*Objective*: Would you transcribe the whole listing exactly, minus its pictures?

BEGIN Entries

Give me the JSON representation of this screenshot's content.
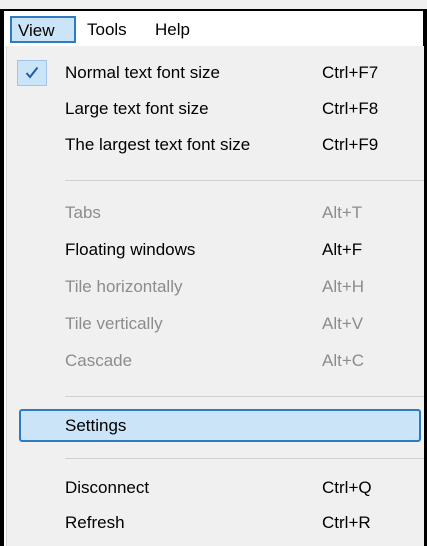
{
  "menubar": {
    "view": "View",
    "tools": "Tools",
    "help": "Help"
  },
  "menu": {
    "normal": {
      "label": "Normal text font size",
      "shortcut": "Ctrl+F7",
      "checked": true
    },
    "large": {
      "label": "Large text font size",
      "shortcut": "Ctrl+F8"
    },
    "largest": {
      "label": "The largest text font size",
      "shortcut": "Ctrl+F9"
    },
    "tabs": {
      "label": "Tabs",
      "shortcut": "Alt+T",
      "disabled": true
    },
    "floating": {
      "label": "Floating windows",
      "shortcut": "Alt+F"
    },
    "tile_h": {
      "label": "Tile horizontally",
      "shortcut": "Alt+H",
      "disabled": true
    },
    "tile_v": {
      "label": "Tile vertically",
      "shortcut": "Alt+V",
      "disabled": true
    },
    "cascade": {
      "label": "Cascade",
      "shortcut": "Alt+C",
      "disabled": true
    },
    "settings": {
      "label": "Settings",
      "highlighted": true
    },
    "disconnect": {
      "label": "Disconnect",
      "shortcut": "Ctrl+Q"
    },
    "refresh": {
      "label": "Refresh",
      "shortcut": "Ctrl+R"
    }
  },
  "icons": {
    "checkmark": "check-icon"
  },
  "colors": {
    "highlight_fill": "#cce4f7",
    "highlight_border": "#2d7bc1",
    "menu_bg": "#f0f0f0",
    "disabled_text": "#8c8c8c"
  }
}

END Entries

*Exercise response*:
Give me the JSON representation of this screenshot's content.
{
  "menubar": {
    "view": "View",
    "tools": "Tools",
    "help": "Help"
  },
  "menu": {
    "normal": {
      "label": "Normal text font size",
      "shortcut": "Ctrl+F7",
      "checked": true
    },
    "large": {
      "label": "Large text font size",
      "shortcut": "Ctrl+F8"
    },
    "largest": {
      "label": "The largest text font size",
      "shortcut": "Ctrl+F9"
    },
    "tabs": {
      "label": "Tabs",
      "shortcut": "Alt+T",
      "disabled": true
    },
    "floating": {
      "label": "Floating windows",
      "shortcut": "Alt+F"
    },
    "tile_h": {
      "label": "Tile horizontally",
      "shortcut": "Alt+H",
      "disabled": true
    },
    "tile_v": {
      "label": "Tile vertically",
      "shortcut": "Alt+V",
      "disabled": true
    },
    "cascade": {
      "label": "Cascade",
      "shortcut": "Alt+C",
      "disabled": true
    },
    "settings": {
      "label": "Settings",
      "highlighted": true
    },
    "disconnect": {
      "label": "Disconnect",
      "shortcut": "Ctrl+Q"
    },
    "refresh": {
      "label": "Refresh",
      "shortcut": "Ctrl+R"
    }
  },
  "icons": {
    "checkmark": "check-icon"
  },
  "colors": {
    "highlight_fill": "#cce4f7",
    "highlight_border": "#2d7bc1",
    "menu_bg": "#f0f0f0",
    "disabled_text": "#8c8c8c"
  }
}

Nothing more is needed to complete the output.